WHAT IS BEING ASKED
Count every line that holds the string "color", and report the number alone.

[Records from a data source]
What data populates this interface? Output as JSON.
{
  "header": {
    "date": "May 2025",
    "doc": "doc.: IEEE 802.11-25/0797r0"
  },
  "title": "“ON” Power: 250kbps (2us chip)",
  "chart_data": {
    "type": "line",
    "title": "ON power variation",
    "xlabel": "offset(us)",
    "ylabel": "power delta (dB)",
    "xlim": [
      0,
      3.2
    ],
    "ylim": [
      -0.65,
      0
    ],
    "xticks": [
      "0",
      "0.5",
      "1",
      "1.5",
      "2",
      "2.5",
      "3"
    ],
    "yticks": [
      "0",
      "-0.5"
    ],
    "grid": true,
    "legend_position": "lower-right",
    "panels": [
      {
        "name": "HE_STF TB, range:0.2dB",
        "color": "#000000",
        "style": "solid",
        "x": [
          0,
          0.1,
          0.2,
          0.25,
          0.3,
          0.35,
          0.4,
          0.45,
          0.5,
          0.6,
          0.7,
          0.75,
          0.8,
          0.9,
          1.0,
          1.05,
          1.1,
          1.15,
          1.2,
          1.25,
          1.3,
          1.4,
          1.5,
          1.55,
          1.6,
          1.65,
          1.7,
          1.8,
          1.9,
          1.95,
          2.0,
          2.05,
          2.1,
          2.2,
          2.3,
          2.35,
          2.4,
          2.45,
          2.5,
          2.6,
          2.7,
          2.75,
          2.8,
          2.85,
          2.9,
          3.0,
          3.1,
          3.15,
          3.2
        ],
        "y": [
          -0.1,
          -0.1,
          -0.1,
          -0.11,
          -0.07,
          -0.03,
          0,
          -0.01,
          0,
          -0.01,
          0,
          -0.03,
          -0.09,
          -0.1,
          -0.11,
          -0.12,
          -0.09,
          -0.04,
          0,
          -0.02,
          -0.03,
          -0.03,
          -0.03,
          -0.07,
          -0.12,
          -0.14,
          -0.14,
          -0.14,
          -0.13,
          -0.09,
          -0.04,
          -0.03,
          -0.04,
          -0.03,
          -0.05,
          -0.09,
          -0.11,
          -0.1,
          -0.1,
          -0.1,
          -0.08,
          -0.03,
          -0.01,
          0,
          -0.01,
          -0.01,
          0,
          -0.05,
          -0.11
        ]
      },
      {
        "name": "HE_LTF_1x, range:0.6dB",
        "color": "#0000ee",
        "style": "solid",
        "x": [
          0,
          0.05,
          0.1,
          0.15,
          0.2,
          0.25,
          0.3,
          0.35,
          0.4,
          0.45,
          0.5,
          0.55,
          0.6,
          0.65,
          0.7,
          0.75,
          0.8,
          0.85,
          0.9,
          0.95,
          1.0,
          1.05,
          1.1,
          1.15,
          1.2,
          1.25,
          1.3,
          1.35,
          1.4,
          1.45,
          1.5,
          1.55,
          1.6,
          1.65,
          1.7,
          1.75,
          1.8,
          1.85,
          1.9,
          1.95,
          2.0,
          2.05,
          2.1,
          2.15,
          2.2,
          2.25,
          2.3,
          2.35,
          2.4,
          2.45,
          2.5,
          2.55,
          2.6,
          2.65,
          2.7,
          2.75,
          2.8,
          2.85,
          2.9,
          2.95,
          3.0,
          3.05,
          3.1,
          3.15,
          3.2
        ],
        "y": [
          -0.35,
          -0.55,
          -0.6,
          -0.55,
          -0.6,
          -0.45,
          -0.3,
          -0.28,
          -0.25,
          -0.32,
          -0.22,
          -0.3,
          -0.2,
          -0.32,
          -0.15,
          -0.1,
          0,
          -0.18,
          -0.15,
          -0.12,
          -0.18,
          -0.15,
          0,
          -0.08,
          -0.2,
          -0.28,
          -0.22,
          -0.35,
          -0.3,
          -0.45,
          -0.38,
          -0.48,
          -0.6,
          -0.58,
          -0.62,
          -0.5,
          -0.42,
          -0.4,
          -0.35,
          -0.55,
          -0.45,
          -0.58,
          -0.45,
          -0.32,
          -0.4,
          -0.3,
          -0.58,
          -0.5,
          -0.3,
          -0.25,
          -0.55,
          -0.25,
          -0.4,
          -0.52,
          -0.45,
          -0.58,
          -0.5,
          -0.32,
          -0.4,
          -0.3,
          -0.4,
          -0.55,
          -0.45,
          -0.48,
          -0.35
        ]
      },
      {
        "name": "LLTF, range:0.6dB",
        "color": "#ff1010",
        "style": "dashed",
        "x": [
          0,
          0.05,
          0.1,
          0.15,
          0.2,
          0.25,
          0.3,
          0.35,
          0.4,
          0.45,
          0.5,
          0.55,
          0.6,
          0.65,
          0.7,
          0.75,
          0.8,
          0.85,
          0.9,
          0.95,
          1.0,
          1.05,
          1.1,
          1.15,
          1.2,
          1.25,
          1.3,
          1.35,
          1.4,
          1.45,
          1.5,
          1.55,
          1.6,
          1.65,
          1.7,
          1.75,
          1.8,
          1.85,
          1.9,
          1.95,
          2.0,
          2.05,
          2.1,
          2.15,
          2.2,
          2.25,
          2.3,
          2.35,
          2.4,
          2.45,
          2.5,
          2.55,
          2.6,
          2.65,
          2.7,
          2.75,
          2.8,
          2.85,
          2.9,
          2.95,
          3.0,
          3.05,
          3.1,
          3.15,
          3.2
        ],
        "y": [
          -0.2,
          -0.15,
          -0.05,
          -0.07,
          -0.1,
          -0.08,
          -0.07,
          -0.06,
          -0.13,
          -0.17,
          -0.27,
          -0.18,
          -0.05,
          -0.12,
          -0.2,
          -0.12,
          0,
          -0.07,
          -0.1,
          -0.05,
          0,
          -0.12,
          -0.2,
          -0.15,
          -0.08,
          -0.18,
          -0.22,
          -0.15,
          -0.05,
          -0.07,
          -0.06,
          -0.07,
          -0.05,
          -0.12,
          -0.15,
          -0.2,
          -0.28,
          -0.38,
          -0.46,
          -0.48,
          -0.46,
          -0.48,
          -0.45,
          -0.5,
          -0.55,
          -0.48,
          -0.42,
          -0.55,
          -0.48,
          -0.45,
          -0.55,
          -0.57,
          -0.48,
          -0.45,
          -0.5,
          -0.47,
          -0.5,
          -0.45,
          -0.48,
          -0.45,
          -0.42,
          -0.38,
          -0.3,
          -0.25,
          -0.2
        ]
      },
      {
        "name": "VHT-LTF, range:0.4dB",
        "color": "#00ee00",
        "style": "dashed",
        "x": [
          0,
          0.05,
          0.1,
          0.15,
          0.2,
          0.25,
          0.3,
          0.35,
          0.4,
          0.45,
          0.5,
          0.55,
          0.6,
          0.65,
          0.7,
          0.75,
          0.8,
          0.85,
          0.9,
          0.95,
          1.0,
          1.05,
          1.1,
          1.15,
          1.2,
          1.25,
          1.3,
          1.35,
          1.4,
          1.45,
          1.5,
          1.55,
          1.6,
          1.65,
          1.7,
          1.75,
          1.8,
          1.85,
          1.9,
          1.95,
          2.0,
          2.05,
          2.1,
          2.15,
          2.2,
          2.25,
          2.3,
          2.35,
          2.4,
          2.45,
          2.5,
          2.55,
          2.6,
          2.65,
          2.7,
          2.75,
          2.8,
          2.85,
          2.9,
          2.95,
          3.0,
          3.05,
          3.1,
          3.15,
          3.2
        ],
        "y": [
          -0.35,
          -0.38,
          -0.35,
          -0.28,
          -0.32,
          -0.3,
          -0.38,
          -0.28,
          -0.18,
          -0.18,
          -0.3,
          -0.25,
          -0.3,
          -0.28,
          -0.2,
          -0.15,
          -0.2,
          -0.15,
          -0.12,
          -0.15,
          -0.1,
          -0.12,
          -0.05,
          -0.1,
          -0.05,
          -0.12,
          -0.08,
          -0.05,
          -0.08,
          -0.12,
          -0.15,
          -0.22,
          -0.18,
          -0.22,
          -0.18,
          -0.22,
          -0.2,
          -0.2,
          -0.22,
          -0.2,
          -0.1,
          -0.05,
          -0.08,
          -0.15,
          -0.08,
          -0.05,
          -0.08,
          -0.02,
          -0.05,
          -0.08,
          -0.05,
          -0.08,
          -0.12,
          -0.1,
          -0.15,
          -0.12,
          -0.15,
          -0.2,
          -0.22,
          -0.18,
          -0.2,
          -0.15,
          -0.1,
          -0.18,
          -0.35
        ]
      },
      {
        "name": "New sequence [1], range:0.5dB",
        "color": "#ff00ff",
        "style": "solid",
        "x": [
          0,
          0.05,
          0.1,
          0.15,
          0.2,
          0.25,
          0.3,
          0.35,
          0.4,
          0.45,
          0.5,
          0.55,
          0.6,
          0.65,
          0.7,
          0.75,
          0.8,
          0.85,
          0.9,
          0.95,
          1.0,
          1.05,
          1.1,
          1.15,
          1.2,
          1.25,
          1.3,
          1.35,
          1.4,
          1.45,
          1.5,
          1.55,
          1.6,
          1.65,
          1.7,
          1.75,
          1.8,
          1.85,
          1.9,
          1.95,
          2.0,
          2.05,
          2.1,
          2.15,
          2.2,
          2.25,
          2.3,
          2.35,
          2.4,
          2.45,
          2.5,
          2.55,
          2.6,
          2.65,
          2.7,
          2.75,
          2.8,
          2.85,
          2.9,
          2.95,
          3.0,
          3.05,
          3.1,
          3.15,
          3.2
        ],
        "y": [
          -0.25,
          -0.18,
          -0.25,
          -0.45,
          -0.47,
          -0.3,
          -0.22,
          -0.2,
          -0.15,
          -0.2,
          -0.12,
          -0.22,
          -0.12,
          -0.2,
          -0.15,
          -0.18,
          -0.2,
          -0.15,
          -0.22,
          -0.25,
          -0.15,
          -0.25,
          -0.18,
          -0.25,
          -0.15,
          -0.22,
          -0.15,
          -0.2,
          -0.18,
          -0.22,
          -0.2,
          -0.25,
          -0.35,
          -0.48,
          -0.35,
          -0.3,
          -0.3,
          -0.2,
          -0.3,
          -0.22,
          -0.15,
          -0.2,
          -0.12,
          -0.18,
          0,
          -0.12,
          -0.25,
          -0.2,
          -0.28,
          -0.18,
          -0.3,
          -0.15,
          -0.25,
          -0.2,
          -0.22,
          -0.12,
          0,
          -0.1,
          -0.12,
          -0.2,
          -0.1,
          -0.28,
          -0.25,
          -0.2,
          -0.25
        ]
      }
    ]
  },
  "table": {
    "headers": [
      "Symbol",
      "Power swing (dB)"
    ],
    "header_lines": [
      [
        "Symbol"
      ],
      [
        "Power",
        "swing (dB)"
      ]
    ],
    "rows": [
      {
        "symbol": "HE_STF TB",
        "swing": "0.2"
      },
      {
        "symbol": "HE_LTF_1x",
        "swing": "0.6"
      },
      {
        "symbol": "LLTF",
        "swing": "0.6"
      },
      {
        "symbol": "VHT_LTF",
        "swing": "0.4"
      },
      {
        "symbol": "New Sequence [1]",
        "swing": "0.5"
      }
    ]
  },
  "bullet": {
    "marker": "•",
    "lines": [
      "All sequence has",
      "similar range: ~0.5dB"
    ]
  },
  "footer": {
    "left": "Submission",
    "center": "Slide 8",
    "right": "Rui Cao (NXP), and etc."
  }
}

RESULT
5